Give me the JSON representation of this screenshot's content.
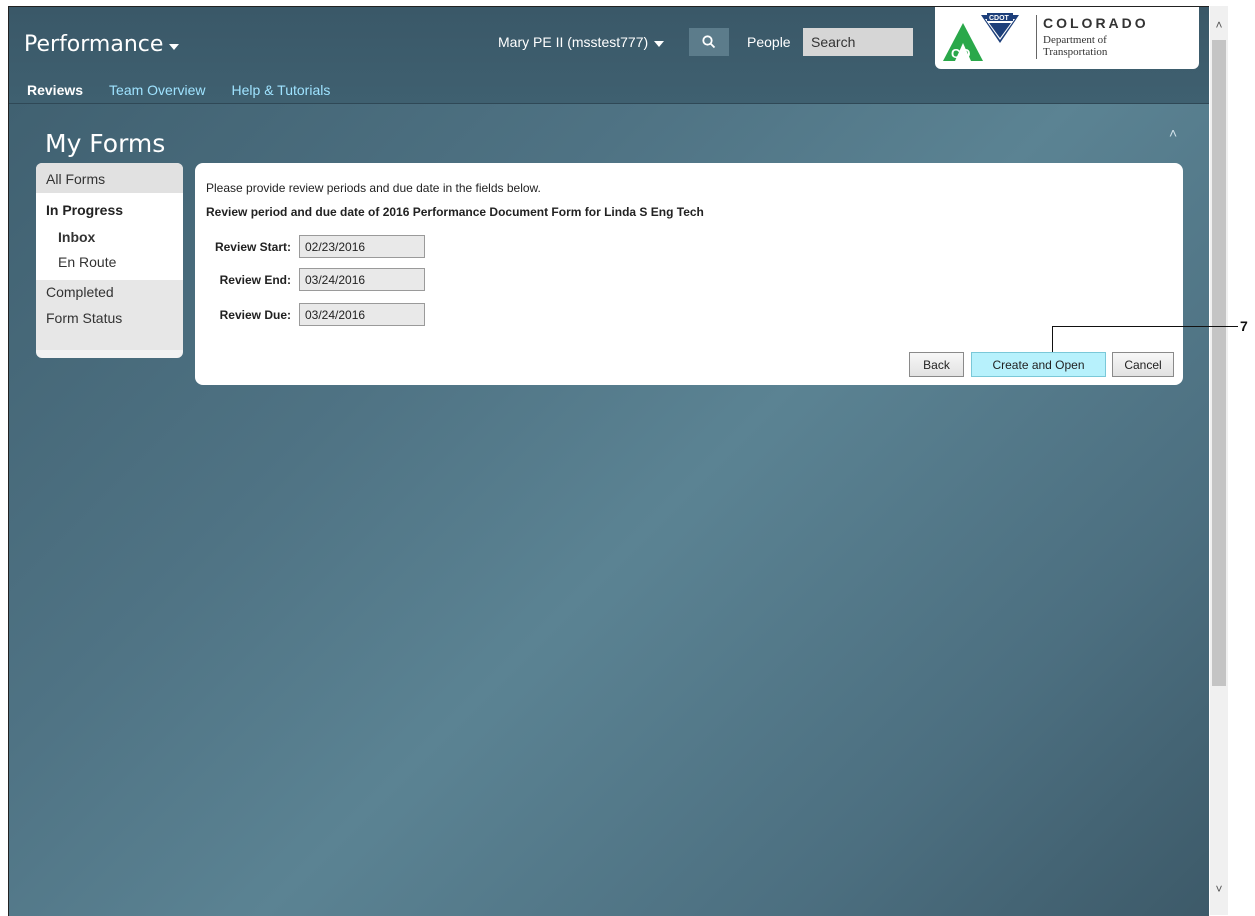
{
  "header": {
    "app_title": "Performance",
    "user": "Mary PE II (msstest777)",
    "people_label": "People",
    "search_placeholder": "Search"
  },
  "logo": {
    "badge": "CDOT",
    "state": "COLORADO",
    "dept_line1": "Department of",
    "dept_line2": "Transportation",
    "co_mark": "CO"
  },
  "nav": {
    "items": [
      {
        "label": "Reviews",
        "active": true
      },
      {
        "label": "Team Overview"
      },
      {
        "label": "Help & Tutorials"
      }
    ]
  },
  "page": {
    "title": "My Forms"
  },
  "sidebar": {
    "items": [
      {
        "label": "All Forms"
      },
      {
        "label": "In Progress"
      },
      {
        "label": "Inbox"
      },
      {
        "label": "En Route"
      },
      {
        "label": "Completed"
      },
      {
        "label": "Form Status"
      }
    ]
  },
  "form": {
    "instruction": "Please provide review periods and due date in the fields below.",
    "subtitle": "Review period and due date of 2016 Performance Document Form for Linda S Eng Tech",
    "fields": [
      {
        "label": "Review Start:",
        "value": "02/23/2016"
      },
      {
        "label": "Review End:",
        "value": "03/24/2016"
      },
      {
        "label": "Review Due:",
        "value": "03/24/2016"
      }
    ],
    "buttons": {
      "back": "Back",
      "create_open": "Create and Open",
      "cancel": "Cancel"
    }
  },
  "callout": {
    "number": "7"
  },
  "colors": {
    "accent_link": "#9fe3ff",
    "primary_button": "#b7f1fc",
    "background": "#4f7384"
  }
}
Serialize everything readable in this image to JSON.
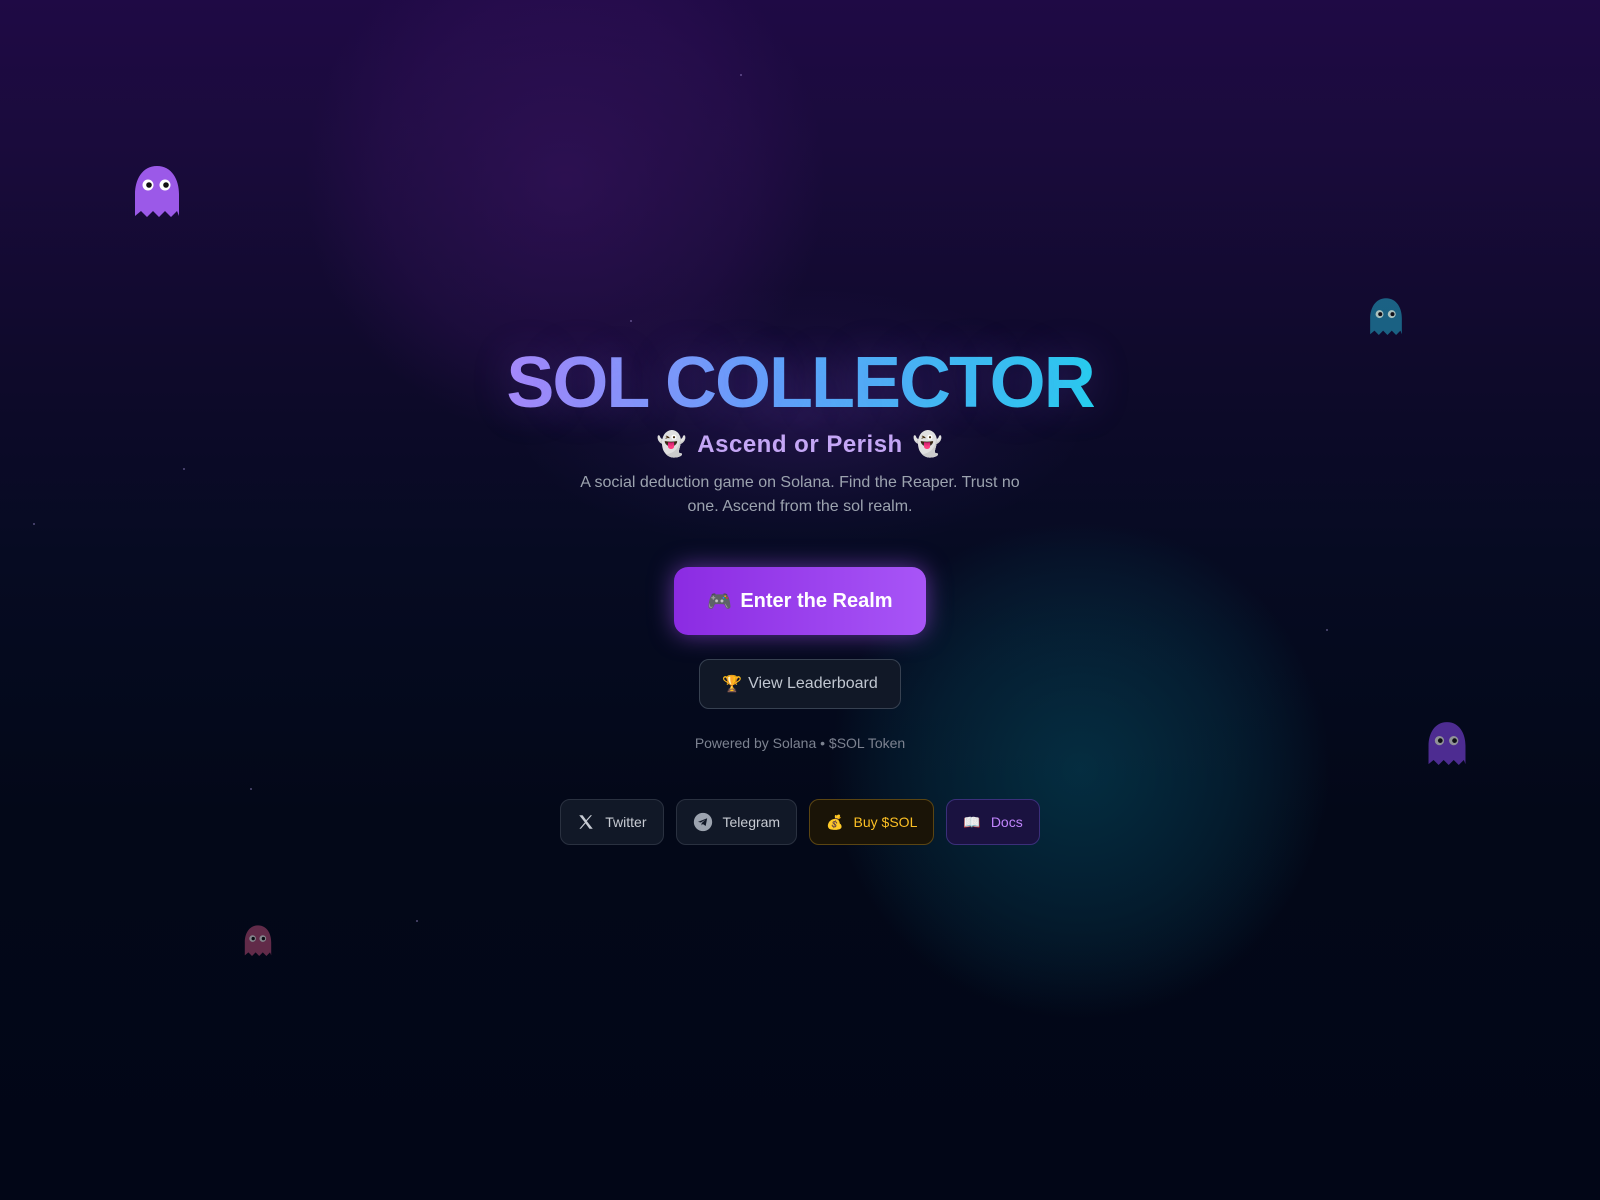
{
  "hero": {
    "title": "SOL COLLECTOR",
    "subtitle_emoji": "👻",
    "subtitle": "Ascend or Perish",
    "description": "A social deduction game on Solana. Find the Reaper. Trust no one. Ascend from the sol realm."
  },
  "actions": {
    "enter_icon": "🎮",
    "enter_label": "Enter the Realm",
    "leaderboard_icon": "🏆",
    "leaderboard_label": "View Leaderboard"
  },
  "footer_text": "Powered by Solana • $SOL Token",
  "links": {
    "twitter": {
      "label": "Twitter",
      "icon": "x-icon"
    },
    "telegram": {
      "label": "Telegram",
      "icon": "telegram-icon"
    },
    "buy": {
      "label": "Buy $SOL",
      "icon_glyph": "💰"
    },
    "docs": {
      "label": "Docs",
      "icon_glyph": "📖"
    }
  },
  "colors": {
    "accent_purple": "#a855f7",
    "title_gradient_start": "#a78bfa",
    "title_gradient_end": "#22d3ee",
    "buy_gold": "#fbbf24",
    "ghost_purple": "#9b59e8",
    "ghost_teal": "#1e7fa0",
    "ghost_pink": "#a0436b"
  }
}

────────────────────

• _Goal_
Omit each picture, then return all of the listing exactly as it stands.

• _Exercise answer_
Give me the JSON representation of this screenshot's content.
{
  "header": {
    "app_title": "Performance",
    "user": "Mary PE II (msstest777)",
    "people_label": "People",
    "search_placeholder": "Search"
  },
  "logo": {
    "badge": "CDOT",
    "state": "COLORADO",
    "dept_line1": "Department of",
    "dept_line2": "Transportation",
    "co_mark": "CO"
  },
  "nav": {
    "items": [
      {
        "label": "Reviews",
        "active": true
      },
      {
        "label": "Team Overview"
      },
      {
        "label": "Help & Tutorials"
      }
    ]
  },
  "page": {
    "title": "My Forms"
  },
  "sidebar": {
    "items": [
      {
        "label": "All Forms"
      },
      {
        "label": "In Progress"
      },
      {
        "label": "Inbox"
      },
      {
        "label": "En Route"
      },
      {
        "label": "Completed"
      },
      {
        "label": "Form Status"
      }
    ]
  },
  "form": {
    "instruction": "Please provide review periods and due date in the fields below.",
    "subtitle": "Review period and due date of 2016 Performance Document Form for Linda S Eng Tech",
    "fields": [
      {
        "label": "Review Start:",
        "value": "02/23/2016"
      },
      {
        "label": "Review End:",
        "value": "03/24/2016"
      },
      {
        "label": "Review Due:",
        "value": "03/24/2016"
      }
    ],
    "buttons": {
      "back": "Back",
      "create_open": "Create and Open",
      "cancel": "Cancel"
    }
  },
  "callout": {
    "number": "7"
  },
  "colors": {
    "accent_link": "#9fe3ff",
    "primary_button": "#b7f1fc",
    "background": "#4f7384"
  }
}
Serialize everything readable in this image to JSON.
{
  "hero": {
    "title": "SOL COLLECTOR",
    "subtitle_emoji": "👻",
    "subtitle": "Ascend or Perish",
    "description": "A social deduction game on Solana. Find the Reaper. Trust no one. Ascend from the sol realm."
  },
  "actions": {
    "enter_icon": "🎮",
    "enter_label": "Enter the Realm",
    "leaderboard_icon": "🏆",
    "leaderboard_label": "View Leaderboard"
  },
  "footer_text": "Powered by Solana • $SOL Token",
  "links": {
    "twitter": {
      "label": "Twitter",
      "icon": "x-icon"
    },
    "telegram": {
      "label": "Telegram",
      "icon": "telegram-icon"
    },
    "buy": {
      "label": "Buy $SOL",
      "icon_glyph": "💰"
    },
    "docs": {
      "label": "Docs",
      "icon_glyph": "📖"
    }
  },
  "colors": {
    "accent_purple": "#a855f7",
    "title_gradient_start": "#a78bfa",
    "title_gradient_end": "#22d3ee",
    "buy_gold": "#fbbf24",
    "ghost_purple": "#9b59e8",
    "ghost_teal": "#1e7fa0",
    "ghost_pink": "#a0436b"
  }
}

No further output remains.